• **Reading text**
The manufacturer provides a Windows binary-only utility for converting your videos to something the Vidego28 can read, but because I don’t use Windows, and because I prefer using the command line for automating these sorts of tasks, I immediately set out to discover exactly what format my videos should adhere to.

Googling around, I found that the videos it plays should be 12bpp XviD encoded AVIs at or below 24 fps (frames per second) with a maximum bitrate (for the video) of 800kbit/s and a resolution of 320×240 (which is the size of the display, in pixels.) I also found that the audio portion of the AVI should be encoded in the MP2 format. Using mencoder (, I cobbled together the following command to do the job, partly from experiment and partly from what I had found in someone else’s blog (all on one line):

mencoder -mc 0 -noodml inputfile.avi -of avi -o outputfile.avi -ofps 24 -vf-add scale=320:240 -vf-add expand=320:240:-1:-1:1 -srate 44100 -ovc xvid -xvidencopts bitrate=400:max_bframes=0:quant_type=h263 -oac twolame -twolameopts br=160

At this point, I had partial success. I was able to take my videos and convert them to a format the Vidego28 could read. The problem was that almost immediately during playback on either my computer or the MP4 player, the audio and video became so out of sync that it was impossible to make use of the files mencoder produced. I spent hours on Google looking for a solution and tweaking the above command, without success.

• **Aim of the exercise**
Decide whether each statement agrees with the video conversion text, answering yes or no and quoting the words of the text that settle it: 1. The manufacturer's conversion utility runs only on Windows. 2. The audio portion of the AVI should be encoded as MP3. 3. Hours of searching and tweaking fixed the audio and video sync problem. The rows that come next aren't needed.

• **Data provided**
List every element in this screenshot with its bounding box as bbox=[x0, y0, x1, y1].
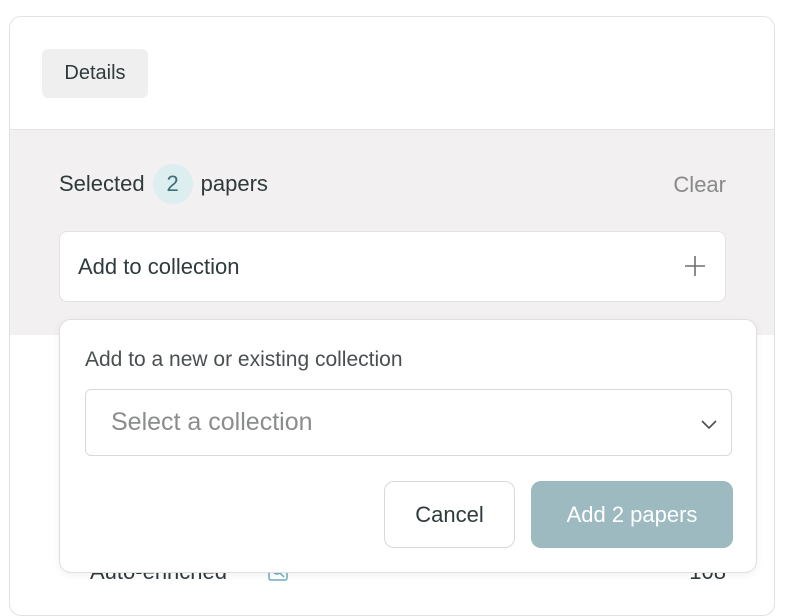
selected-count-badge: 2 bbox=[152, 164, 193, 204]
add-papers-button[interactable]: Add 2 papers bbox=[531, 481, 733, 548]
selected-suffix: papers bbox=[200, 171, 268, 196]
add-to-collection-label: Add to collection bbox=[78, 254, 240, 279]
selected-prefix: Selected bbox=[59, 171, 145, 196]
chevron-down-icon bbox=[701, 420, 717, 430]
add-to-collection-popover: Add to a new or existing collection Sele… bbox=[59, 319, 757, 573]
selection-bar: Selected 2 papers Clear Add to collectio… bbox=[10, 130, 774, 335]
tab-details[interactable]: Details bbox=[42, 49, 148, 98]
panel-header: Details bbox=[10, 17, 774, 130]
collection-select[interactable]: Select a collection bbox=[85, 389, 732, 456]
plus-icon bbox=[685, 256, 705, 276]
collection-select-placeholder: Select a collection bbox=[111, 408, 313, 436]
collection-select-label: Add to a new or existing collection bbox=[85, 348, 403, 371]
add-to-collection-button[interactable]: Add to collection bbox=[59, 231, 726, 302]
cancel-button[interactable]: Cancel bbox=[384, 481, 515, 548]
selection-summary: Selected 2 papers bbox=[59, 162, 268, 206]
clear-selection-button[interactable]: Clear bbox=[673, 172, 726, 198]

• **Solution for this problem**
1. Yes: "The manufacturer provides a Windows binary-only utility for converting your videos to something the Vidego28 can read"
2. No: "the audio portion of the AVI should be encoded in the MP2 format"
3. No: "I spent hours on Google looking for a solution and tweaking the above command, without success."